● Your task:
Please repeat all of the listing exactly.

----------

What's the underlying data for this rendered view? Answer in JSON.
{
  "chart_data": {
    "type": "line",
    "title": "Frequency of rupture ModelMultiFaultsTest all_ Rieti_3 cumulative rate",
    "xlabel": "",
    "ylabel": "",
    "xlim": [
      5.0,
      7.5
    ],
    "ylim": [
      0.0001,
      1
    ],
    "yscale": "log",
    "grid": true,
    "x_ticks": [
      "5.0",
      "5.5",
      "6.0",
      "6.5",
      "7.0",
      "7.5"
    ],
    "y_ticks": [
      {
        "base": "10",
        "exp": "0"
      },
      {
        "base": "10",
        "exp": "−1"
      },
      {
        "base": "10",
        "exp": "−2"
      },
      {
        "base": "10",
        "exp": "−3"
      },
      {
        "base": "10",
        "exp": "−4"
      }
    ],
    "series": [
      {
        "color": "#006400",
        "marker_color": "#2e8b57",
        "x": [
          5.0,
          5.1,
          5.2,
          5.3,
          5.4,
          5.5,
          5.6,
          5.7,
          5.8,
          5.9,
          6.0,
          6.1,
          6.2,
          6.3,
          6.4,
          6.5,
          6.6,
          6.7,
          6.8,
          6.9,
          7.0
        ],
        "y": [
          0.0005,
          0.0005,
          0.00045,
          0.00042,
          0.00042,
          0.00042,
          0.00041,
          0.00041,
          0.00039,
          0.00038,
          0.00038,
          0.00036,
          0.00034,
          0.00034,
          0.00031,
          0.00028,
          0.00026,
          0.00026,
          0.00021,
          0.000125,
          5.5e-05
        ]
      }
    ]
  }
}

----------

● Task response:
What's the underlying data for this rendered view? Answer in JSON.
{
  "chart_data": {
    "type": "line",
    "title": "Frequency of rupture ModelMultiFaultsTest all_ Rieti_3 cumulative rate",
    "xlabel": "",
    "ylabel": "",
    "xlim": [
      5.0,
      7.5
    ],
    "ylim": [
      0.0001,
      1
    ],
    "yscale": "log",
    "grid": true,
    "x_ticks": [
      "5.0",
      "5.5",
      "6.0",
      "6.5",
      "7.0",
      "7.5"
    ],
    "y_ticks": [
      {
        "base": "10",
        "exp": "0"
      },
      {
        "base": "10",
        "exp": "−1"
      },
      {
        "base": "10",
        "exp": "−2"
      },
      {
        "base": "10",
        "exp": "−3"
      },
      {
        "base": "10",
        "exp": "−4"
      }
    ],
    "series": [
      {
        "color": "#006400",
        "marker_color": "#2e8b57",
        "x": [
          5.0,
          5.1,
          5.2,
          5.3,
          5.4,
          5.5,
          5.6,
          5.7,
          5.8,
          5.9,
          6.0,
          6.1,
          6.2,
          6.3,
          6.4,
          6.5,
          6.6,
          6.7,
          6.8,
          6.9,
          7.0
        ],
        "y": [
          0.0005,
          0.0005,
          0.00045,
          0.00042,
          0.00042,
          0.00042,
          0.00041,
          0.00041,
          0.00039,
          0.00038,
          0.00038,
          0.00036,
          0.00034,
          0.00034,
          0.00031,
          0.00028,
          0.00026,
          0.00026,
          0.00021,
          0.000125,
          5.5e-05
        ]
      }
    ]
  }
}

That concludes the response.